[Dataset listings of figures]
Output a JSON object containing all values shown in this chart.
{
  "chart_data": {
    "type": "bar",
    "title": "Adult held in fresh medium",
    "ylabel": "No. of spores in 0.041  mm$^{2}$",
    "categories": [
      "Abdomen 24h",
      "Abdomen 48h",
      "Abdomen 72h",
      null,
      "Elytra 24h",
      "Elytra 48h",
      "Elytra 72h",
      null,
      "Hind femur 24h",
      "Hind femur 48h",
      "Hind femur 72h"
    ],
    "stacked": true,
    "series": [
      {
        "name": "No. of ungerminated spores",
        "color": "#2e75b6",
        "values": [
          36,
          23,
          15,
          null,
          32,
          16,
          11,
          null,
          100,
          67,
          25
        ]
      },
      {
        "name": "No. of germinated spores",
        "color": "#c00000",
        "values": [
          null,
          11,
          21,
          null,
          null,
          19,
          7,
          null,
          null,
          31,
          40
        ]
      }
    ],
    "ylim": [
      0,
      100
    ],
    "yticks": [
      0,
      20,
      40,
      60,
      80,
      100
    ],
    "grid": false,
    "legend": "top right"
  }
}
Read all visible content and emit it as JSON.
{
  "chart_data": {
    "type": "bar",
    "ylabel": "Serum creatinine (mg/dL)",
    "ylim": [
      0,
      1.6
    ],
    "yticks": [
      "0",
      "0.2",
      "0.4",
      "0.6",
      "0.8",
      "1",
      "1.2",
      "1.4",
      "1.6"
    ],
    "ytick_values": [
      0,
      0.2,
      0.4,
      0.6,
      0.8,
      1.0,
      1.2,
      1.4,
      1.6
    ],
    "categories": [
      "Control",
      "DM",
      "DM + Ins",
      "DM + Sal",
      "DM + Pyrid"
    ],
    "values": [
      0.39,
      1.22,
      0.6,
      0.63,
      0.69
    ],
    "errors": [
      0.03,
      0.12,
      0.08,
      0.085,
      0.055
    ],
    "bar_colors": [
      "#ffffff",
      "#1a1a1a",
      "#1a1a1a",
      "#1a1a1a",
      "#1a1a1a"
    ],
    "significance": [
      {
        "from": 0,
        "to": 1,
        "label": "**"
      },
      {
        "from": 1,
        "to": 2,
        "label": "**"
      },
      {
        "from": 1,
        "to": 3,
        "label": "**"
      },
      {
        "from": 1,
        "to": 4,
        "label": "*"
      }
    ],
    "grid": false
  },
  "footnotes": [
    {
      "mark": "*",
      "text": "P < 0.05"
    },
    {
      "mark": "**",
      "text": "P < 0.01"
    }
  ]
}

Problem details:
Take the records above and return them exactly as written.

Answer:
Output a JSON object containing all values shown in this chart.
{
  "chart_data": {
    "type": "bar",
    "title": "Adult held in fresh medium",
    "ylabel": "No. of spores in 0.041  mm$^{2}$",
    "categories": [
      "Abdomen 24h",
      "Abdomen 48h",
      "Abdomen 72h",
      null,
      "Elytra 24h",
      "Elytra 48h",
      "Elytra 72h",
      null,
      "Hind femur 24h",
      "Hind femur 48h",
      "Hind femur 72h"
    ],
    "stacked": true,
    "series": [
      {
        "name": "No. of ungerminated spores",
        "color": "#2e75b6",
        "values": [
          36,
          23,
          15,
          null,
          32,
          16,
          11,
          null,
          100,
          67,
          25
        ]
      },
      {
        "name": "No. of germinated spores",
        "color": "#c00000",
        "values": [
          null,
          11,
          21,
          null,
          null,
          19,
          7,
          null,
          null,
          31,
          40
        ]
      }
    ],
    "ylim": [
      0,
      100
    ],
    "yticks": [
      0,
      20,
      40,
      60,
      80,
      100
    ],
    "grid": false,
    "legend": "top right"
  }
}
Read all visible content and emit it as JSON.
{
  "chart_data": {
    "type": "bar",
    "ylabel": "Serum creatinine (mg/dL)",
    "ylim": [
      0,
      1.6
    ],
    "yticks": [
      "0",
      "0.2",
      "0.4",
      "0.6",
      "0.8",
      "1",
      "1.2",
      "1.4",
      "1.6"
    ],
    "ytick_values": [
      0,
      0.2,
      0.4,
      0.6,
      0.8,
      1.0,
      1.2,
      1.4,
      1.6
    ],
    "categories": [
      "Control",
      "DM",
      "DM + Ins",
      "DM + Sal",
      "DM + Pyrid"
    ],
    "values": [
      0.39,
      1.22,
      0.6,
      0.63,
      0.69
    ],
    "errors": [
      0.03,
      0.12,
      0.08,
      0.085,
      0.055
    ],
    "bar_colors": [
      "#ffffff",
      "#1a1a1a",
      "#1a1a1a",
      "#1a1a1a",
      "#1a1a1a"
    ],
    "significance": [
      {
        "from": 0,
        "to": 1,
        "label": "**"
      },
      {
        "from": 1,
        "to": 2,
        "label": "**"
      },
      {
        "from": 1,
        "to": 3,
        "label": "**"
      },
      {
        "from": 1,
        "to": 4,
        "label": "*"
      }
    ],
    "grid": false
  },
  "footnotes": [
    {
      "mark": "*",
      "text": "P < 0.05"
    },
    {
      "mark": "**",
      "text": "P < 0.01"
    }
  ]
}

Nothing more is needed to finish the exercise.